[Document layout analysis data]
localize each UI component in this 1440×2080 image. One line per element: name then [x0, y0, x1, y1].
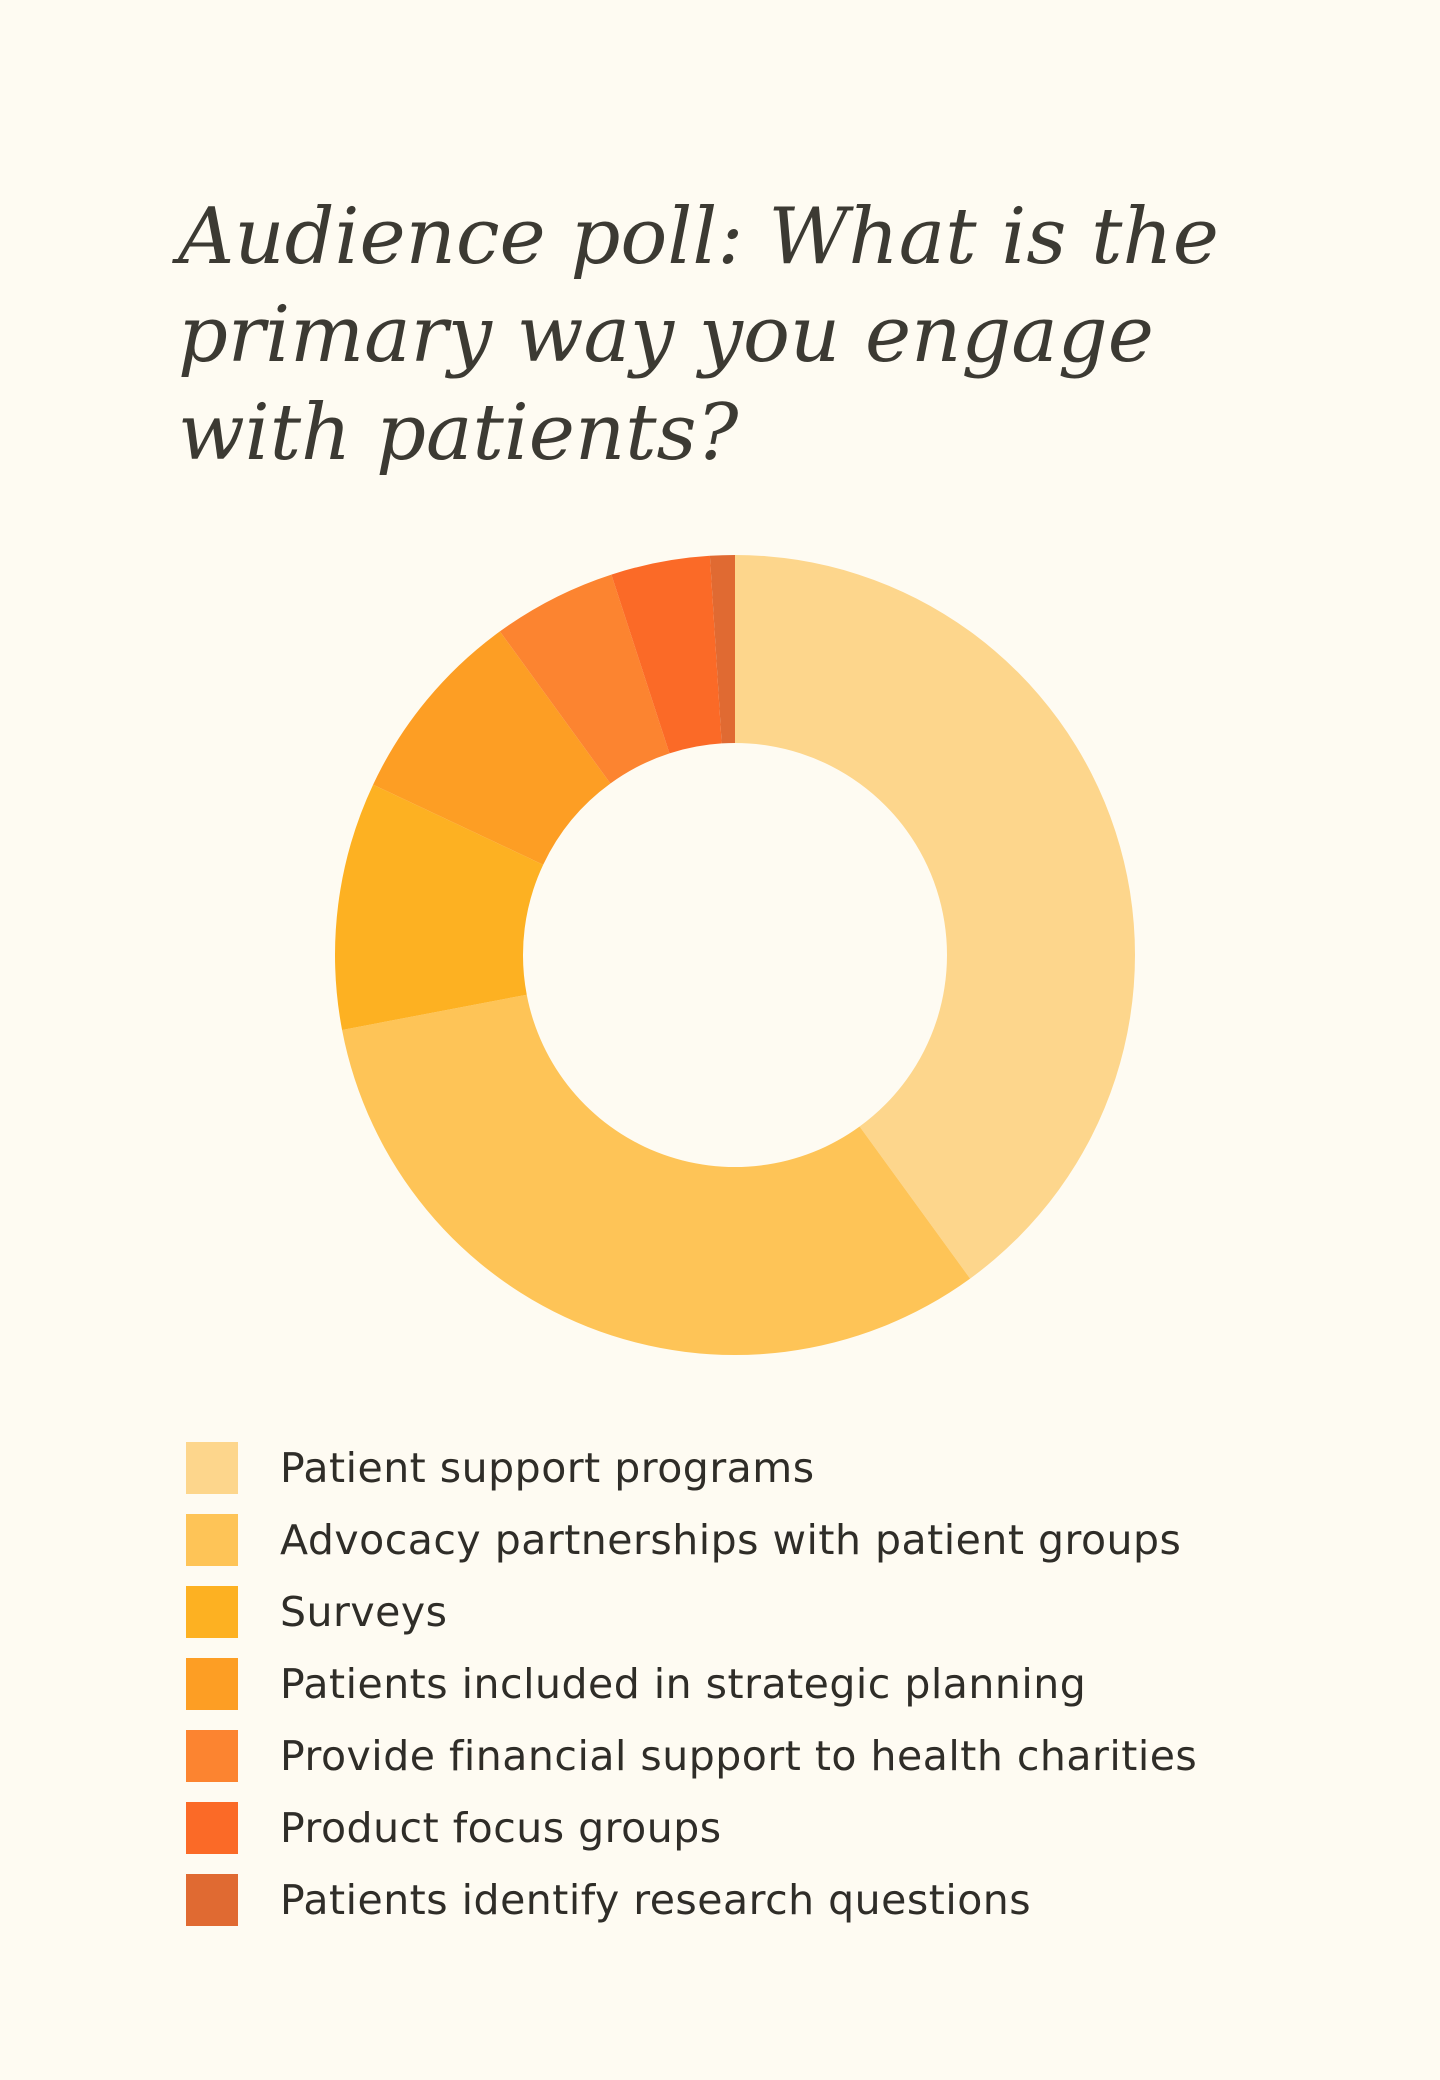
legend-label: Advocacy partnerships with patient group…: [280, 1516, 1182, 1564]
legend-label: Provide financial support to health char…: [280, 1732, 1198, 1780]
legend-swatch: [186, 1874, 238, 1926]
legend-item: Surveys: [186, 1576, 1197, 1648]
donut-slice: [499, 574, 670, 784]
donut-slice: [735, 555, 1135, 1279]
legend-item: Provide financial support to health char…: [186, 1720, 1197, 1792]
legend-label: Patients identify research questions: [280, 1876, 1032, 1924]
legend-swatch: [186, 1442, 238, 1494]
legend-item: Advocacy partnerships with patient group…: [186, 1504, 1197, 1576]
donut-slice: [373, 631, 611, 865]
legend-label: Product focus groups: [280, 1804, 722, 1852]
chart-title: Audience poll: What is the primary way y…: [178, 192, 1219, 478]
legend-item: Patients included in strategic planning: [186, 1648, 1197, 1720]
legend-swatch: [186, 1802, 238, 1854]
legend-item: Patients identify research questions: [186, 1864, 1197, 1936]
legend-swatch: [186, 1514, 238, 1566]
donut-slice: [709, 555, 735, 744]
chart-legend: Patient support programs Advocacy partner…: [186, 1432, 1197, 1936]
legend-swatch: [186, 1730, 238, 1782]
donut-slice: [342, 994, 971, 1355]
legend-label: Surveys: [280, 1588, 448, 1636]
legend-item: Patient support programs: [186, 1432, 1197, 1504]
donut-chart: [335, 555, 1135, 1355]
legend-label: Patient support programs: [280, 1444, 815, 1492]
legend-swatch: [186, 1658, 238, 1710]
donut-slice: [335, 784, 544, 1030]
donut-slice: [611, 555, 722, 754]
legend-item: Product focus groups: [186, 1792, 1197, 1864]
legend-label: Patients included in strategic planning: [280, 1660, 1087, 1708]
legend-swatch: [186, 1586, 238, 1638]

* What you have to do:
Copy out every line above, word for word, minus images.

* Exercise output:
localize each UI component in this 1440×2080 image. One line per element: name then [x0, y0, x1, y1].
legend-label: Advocacy partnerships with patient group…: [280, 1516, 1182, 1564]
legend-label: Provide financial support to health char…: [280, 1732, 1198, 1780]
legend-swatch: [186, 1874, 238, 1926]
legend-item: Surveys: [186, 1576, 1197, 1648]
donut-slice: [499, 574, 670, 784]
donut-slice: [735, 555, 1135, 1279]
legend-item: Provide financial support to health char…: [186, 1720, 1197, 1792]
legend-label: Patients identify research questions: [280, 1876, 1032, 1924]
legend-swatch: [186, 1442, 238, 1494]
legend-item: Advocacy partnerships with patient group…: [186, 1504, 1197, 1576]
donut-slice: [373, 631, 611, 865]
legend-label: Product focus groups: [280, 1804, 722, 1852]
chart-title: Audience poll: What is the primary way y…: [178, 192, 1219, 478]
legend-item: Patients included in strategic planning: [186, 1648, 1197, 1720]
legend-swatch: [186, 1802, 238, 1854]
legend-item: Patients identify research questions: [186, 1864, 1197, 1936]
legend-swatch: [186, 1514, 238, 1566]
donut-slice: [709, 555, 735, 744]
chart-legend: Patient support programs Advocacy partner…: [186, 1432, 1197, 1936]
legend-swatch: [186, 1730, 238, 1782]
donut-slice: [342, 994, 971, 1355]
legend-label: Surveys: [280, 1588, 448, 1636]
legend-item: Patient support programs: [186, 1432, 1197, 1504]
donut-chart: [335, 555, 1135, 1355]
legend-label: Patient support programs: [280, 1444, 815, 1492]
legend-swatch: [186, 1658, 238, 1710]
donut-slice: [335, 784, 544, 1030]
donut-slice: [611, 555, 722, 754]
legend-item: Product focus groups: [186, 1792, 1197, 1864]
legend-label: Patients included in strategic planning: [280, 1660, 1087, 1708]
legend-swatch: [186, 1586, 238, 1638]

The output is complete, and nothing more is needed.